__Cosa fare__
Per favore, riporta parola per parola le righe dell'elenco dall'inizio fino alla riga con "bousai-corner-panel: 防災安全コーナー バッテリーカーに乗ったり、子供防火服を着て撮影したり…。", inclusa.

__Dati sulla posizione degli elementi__
+===+

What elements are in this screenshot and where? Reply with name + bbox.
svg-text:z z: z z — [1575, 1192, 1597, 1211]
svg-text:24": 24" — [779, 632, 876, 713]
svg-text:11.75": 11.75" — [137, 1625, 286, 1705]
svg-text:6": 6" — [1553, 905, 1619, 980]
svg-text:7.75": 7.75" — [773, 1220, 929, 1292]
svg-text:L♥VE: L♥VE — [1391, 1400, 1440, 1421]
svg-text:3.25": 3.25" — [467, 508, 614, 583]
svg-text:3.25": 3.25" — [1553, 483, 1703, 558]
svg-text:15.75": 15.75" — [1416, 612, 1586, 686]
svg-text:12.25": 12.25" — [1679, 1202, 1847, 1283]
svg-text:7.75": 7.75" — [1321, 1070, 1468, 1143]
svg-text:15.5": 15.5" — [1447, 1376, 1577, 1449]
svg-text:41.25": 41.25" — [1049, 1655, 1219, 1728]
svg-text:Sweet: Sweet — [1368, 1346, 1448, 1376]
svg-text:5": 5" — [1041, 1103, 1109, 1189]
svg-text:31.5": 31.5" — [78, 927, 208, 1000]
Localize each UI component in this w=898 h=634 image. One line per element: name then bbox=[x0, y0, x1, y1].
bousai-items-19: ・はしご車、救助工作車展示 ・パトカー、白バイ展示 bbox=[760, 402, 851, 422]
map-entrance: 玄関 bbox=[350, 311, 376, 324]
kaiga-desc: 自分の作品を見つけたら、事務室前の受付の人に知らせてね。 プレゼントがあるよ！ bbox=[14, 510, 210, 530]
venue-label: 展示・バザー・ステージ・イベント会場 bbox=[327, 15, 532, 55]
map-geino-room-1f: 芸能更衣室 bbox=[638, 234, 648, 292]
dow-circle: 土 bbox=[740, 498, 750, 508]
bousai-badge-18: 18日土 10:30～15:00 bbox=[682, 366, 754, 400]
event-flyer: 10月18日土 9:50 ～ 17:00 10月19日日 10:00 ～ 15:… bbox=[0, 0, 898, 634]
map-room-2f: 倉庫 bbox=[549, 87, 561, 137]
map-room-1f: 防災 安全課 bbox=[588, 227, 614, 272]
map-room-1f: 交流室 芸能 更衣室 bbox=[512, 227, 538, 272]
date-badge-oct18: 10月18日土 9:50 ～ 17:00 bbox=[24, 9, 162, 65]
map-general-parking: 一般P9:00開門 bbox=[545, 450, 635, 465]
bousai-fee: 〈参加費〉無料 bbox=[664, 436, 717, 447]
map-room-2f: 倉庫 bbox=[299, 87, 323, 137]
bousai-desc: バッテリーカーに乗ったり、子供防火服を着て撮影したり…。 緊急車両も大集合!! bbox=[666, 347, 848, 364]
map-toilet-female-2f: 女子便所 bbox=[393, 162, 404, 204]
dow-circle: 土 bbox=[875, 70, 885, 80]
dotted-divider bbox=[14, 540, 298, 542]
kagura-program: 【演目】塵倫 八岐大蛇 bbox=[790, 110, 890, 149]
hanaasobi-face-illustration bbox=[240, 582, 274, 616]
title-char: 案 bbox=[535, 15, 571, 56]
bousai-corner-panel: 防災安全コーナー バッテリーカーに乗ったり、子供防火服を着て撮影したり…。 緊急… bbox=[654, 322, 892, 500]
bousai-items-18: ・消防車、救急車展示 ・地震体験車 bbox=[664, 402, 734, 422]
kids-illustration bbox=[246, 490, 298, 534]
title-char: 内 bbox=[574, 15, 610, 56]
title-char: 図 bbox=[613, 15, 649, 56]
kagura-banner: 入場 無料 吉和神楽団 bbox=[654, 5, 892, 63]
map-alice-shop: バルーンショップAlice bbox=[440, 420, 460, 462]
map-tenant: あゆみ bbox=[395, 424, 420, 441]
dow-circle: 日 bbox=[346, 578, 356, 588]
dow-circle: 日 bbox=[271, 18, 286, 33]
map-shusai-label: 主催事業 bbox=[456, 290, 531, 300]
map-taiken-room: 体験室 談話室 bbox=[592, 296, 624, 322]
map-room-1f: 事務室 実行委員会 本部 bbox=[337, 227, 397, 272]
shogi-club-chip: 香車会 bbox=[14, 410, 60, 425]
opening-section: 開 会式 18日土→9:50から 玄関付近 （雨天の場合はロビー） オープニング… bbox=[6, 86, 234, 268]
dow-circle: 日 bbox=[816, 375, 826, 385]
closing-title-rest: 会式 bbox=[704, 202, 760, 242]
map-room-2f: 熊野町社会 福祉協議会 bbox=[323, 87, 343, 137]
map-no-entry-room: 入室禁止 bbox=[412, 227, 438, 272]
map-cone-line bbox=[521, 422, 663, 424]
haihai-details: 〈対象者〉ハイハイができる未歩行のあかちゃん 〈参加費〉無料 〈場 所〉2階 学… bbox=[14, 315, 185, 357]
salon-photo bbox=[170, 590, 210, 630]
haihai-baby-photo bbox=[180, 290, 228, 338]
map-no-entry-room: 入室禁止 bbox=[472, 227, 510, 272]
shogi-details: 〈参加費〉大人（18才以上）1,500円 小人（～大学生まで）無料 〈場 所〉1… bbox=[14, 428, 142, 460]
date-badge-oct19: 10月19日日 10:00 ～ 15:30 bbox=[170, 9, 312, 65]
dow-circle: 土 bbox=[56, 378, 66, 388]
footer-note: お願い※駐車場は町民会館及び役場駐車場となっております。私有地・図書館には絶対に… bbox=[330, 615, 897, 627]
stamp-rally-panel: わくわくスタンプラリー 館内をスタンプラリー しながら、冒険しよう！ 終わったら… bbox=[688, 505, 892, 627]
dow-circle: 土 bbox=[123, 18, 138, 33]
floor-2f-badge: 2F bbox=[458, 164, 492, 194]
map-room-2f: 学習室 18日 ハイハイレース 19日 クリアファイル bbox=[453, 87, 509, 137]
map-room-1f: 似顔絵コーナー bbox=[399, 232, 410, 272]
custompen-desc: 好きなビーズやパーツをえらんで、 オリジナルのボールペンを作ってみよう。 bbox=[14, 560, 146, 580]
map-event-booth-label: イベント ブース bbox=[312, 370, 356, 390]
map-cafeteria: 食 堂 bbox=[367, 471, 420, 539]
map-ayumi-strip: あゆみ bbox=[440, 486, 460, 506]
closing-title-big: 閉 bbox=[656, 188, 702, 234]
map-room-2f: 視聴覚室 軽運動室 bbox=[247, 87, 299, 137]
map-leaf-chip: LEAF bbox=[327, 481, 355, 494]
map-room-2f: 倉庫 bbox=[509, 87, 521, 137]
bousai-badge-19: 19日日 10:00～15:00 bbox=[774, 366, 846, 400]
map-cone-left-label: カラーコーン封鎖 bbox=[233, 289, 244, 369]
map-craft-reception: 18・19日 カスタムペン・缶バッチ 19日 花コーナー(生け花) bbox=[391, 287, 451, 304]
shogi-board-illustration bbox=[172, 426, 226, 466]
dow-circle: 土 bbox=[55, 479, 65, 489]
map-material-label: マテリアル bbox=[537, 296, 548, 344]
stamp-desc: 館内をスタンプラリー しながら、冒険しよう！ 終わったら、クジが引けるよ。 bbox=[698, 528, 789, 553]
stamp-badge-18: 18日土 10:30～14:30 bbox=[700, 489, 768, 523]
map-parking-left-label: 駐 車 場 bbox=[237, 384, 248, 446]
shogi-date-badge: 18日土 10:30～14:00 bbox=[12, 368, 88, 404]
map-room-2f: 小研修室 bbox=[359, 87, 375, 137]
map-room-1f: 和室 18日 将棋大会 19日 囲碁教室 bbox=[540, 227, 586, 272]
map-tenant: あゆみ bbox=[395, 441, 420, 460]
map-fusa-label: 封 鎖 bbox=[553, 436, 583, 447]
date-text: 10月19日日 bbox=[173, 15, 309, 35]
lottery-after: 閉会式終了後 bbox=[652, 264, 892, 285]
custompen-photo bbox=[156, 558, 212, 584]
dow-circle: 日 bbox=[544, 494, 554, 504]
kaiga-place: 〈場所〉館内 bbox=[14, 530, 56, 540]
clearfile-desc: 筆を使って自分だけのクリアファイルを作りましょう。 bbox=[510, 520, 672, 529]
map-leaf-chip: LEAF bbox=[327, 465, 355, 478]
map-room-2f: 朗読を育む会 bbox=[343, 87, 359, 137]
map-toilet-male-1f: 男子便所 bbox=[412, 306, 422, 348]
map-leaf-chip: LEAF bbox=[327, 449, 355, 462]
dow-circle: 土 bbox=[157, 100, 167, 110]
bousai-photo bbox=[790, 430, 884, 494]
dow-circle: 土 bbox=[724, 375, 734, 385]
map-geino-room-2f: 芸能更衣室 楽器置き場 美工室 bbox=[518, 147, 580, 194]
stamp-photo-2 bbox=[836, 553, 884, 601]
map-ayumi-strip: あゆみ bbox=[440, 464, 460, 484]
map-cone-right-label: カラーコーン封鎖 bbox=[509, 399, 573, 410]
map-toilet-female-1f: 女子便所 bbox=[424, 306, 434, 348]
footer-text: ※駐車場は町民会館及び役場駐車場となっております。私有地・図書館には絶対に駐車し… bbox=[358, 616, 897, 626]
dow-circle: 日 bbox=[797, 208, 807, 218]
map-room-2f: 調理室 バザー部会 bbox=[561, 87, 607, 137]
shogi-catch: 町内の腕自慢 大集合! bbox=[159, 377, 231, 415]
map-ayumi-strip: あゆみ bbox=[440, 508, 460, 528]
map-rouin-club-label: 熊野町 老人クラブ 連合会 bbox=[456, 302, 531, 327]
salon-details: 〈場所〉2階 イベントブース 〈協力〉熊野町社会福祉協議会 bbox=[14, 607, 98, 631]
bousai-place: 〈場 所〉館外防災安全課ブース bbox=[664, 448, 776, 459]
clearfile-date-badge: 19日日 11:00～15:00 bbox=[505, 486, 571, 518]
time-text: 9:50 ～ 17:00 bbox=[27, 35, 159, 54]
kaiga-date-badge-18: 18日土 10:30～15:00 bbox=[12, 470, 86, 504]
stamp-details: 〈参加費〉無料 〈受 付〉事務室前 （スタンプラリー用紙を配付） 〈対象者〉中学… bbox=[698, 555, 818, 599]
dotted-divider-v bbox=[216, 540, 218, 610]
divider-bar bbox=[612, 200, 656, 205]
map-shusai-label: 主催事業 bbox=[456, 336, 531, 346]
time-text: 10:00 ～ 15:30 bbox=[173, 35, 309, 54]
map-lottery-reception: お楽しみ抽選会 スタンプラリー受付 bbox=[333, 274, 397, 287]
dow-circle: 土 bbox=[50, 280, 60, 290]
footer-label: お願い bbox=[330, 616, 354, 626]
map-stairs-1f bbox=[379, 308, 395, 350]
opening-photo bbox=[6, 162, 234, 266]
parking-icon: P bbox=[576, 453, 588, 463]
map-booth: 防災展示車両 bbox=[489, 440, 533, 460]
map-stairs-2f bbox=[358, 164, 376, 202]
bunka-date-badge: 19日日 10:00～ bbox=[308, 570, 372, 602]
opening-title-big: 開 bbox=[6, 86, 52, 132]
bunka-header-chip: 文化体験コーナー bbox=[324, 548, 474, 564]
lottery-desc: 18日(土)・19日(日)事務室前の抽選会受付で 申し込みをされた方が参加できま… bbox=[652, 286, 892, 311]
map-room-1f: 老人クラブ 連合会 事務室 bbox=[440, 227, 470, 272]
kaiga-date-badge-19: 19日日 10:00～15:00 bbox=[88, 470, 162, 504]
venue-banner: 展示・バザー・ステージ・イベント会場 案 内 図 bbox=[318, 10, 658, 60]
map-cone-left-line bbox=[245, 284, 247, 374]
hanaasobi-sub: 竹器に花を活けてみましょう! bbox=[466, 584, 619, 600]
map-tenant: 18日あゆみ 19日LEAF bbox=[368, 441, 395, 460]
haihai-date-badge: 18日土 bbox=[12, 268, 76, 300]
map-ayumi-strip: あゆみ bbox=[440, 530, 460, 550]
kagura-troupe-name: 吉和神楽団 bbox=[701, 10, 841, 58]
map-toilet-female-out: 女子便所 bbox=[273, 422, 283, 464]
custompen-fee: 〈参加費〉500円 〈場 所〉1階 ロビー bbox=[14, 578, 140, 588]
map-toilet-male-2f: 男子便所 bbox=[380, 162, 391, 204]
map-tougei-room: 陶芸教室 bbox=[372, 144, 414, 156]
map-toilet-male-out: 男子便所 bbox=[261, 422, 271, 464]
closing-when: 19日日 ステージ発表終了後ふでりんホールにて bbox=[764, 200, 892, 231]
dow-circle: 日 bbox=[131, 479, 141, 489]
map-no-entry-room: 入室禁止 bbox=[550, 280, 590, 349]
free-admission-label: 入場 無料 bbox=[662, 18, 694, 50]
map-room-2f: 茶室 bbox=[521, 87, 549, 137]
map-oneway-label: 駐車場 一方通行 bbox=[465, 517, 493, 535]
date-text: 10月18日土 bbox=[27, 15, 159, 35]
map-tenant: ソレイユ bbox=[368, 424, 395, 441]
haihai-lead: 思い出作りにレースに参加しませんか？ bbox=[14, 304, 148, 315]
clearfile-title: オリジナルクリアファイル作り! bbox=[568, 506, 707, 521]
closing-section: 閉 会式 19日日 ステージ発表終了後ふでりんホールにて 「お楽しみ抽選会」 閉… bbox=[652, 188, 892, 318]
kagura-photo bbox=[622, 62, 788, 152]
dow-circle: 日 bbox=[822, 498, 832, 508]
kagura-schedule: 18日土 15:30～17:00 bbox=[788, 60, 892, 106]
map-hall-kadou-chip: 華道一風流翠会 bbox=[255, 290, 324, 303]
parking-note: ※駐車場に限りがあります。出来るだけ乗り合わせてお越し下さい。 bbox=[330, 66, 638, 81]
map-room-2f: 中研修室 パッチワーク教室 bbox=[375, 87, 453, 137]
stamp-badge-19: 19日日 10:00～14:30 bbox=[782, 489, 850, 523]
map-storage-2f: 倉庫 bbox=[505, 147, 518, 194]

+===+

__Risposta__
What elements are in this screenshot and where? Reply with name + bbox.
svg-text:z z: z z — [1575, 1192, 1597, 1211]
svg-text:24": 24" — [779, 632, 876, 713]
svg-text:11.75": 11.75" — [137, 1625, 286, 1705]
svg-text:6": 6" — [1553, 905, 1619, 980]
svg-text:7.75": 7.75" — [773, 1220, 929, 1292]
svg-text:L♥VE: L♥VE — [1391, 1400, 1440, 1421]
svg-text:3.25": 3.25" — [467, 508, 614, 583]
svg-text:3.25": 3.25" — [1553, 483, 1703, 558]
svg-text:15.75": 15.75" — [1416, 612, 1586, 686]
svg-text:12.25": 12.25" — [1679, 1202, 1847, 1283]
svg-text:7.75": 7.75" — [1321, 1070, 1468, 1143]
svg-text:15.5": 15.5" — [1447, 1376, 1577, 1449]
svg-text:41.25": 41.25" — [1049, 1655, 1219, 1728]
svg-text:Sweet: Sweet — [1368, 1346, 1448, 1376]
svg-text:5": 5" — [1041, 1103, 1109, 1189]
svg-text:31.5": 31.5" — [78, 927, 208, 1000]
Localize each UI component in this w=898 h=634 image. One line per element: name then bbox=[x0, y0, x1, y1].
bousai-items-19: ・はしご車、救助工作車展示 ・パトカー、白バイ展示 bbox=[760, 402, 851, 422]
map-entrance: 玄関 bbox=[350, 311, 376, 324]
kaiga-desc: 自分の作品を見つけたら、事務室前の受付の人に知らせてね。 プレゼントがあるよ！ bbox=[14, 510, 210, 530]
venue-label: 展示・バザー・ステージ・イベント会場 bbox=[327, 15, 532, 55]
map-geino-room-1f: 芸能更衣室 bbox=[638, 234, 648, 292]
dow-circle: 土 bbox=[740, 498, 750, 508]
bousai-badge-18: 18日土 10:30～15:00 bbox=[682, 366, 754, 400]
event-flyer: 10月18日土 9:50 ～ 17:00 10月19日日 10:00 ～ 15:… bbox=[0, 0, 898, 634]
map-room-2f: 倉庫 bbox=[549, 87, 561, 137]
map-room-1f: 防災 安全課 bbox=[588, 227, 614, 272]
map-room-1f: 交流室 芸能 更衣室 bbox=[512, 227, 538, 272]
date-badge-oct18: 10月18日土 9:50 ～ 17:00 bbox=[24, 9, 162, 65]
map-general-parking: 一般P9:00開門 bbox=[545, 450, 635, 465]
bousai-fee: 〈参加費〉無料 bbox=[664, 436, 717, 447]
map-room-2f: 倉庫 bbox=[299, 87, 323, 137]
bousai-desc: バッテリーカーに乗ったり、子供防火服を着て撮影したり…。 緊急車両も大集合!! bbox=[666, 347, 848, 364]
map-toilet-female-2f: 女子便所 bbox=[393, 162, 404, 204]
dow-circle: 土 bbox=[875, 70, 885, 80]
dotted-divider bbox=[14, 540, 298, 542]
kagura-program: 【演目】塵倫 八岐大蛇 bbox=[790, 110, 890, 149]
hanaasobi-face-illustration bbox=[240, 582, 274, 616]
title-char: 案 bbox=[535, 15, 571, 56]
bousai-corner-panel: 防災安全コーナー バッテリーカーに乗ったり、子供防火服を着て撮影したり…。 緊急… bbox=[654, 322, 892, 500]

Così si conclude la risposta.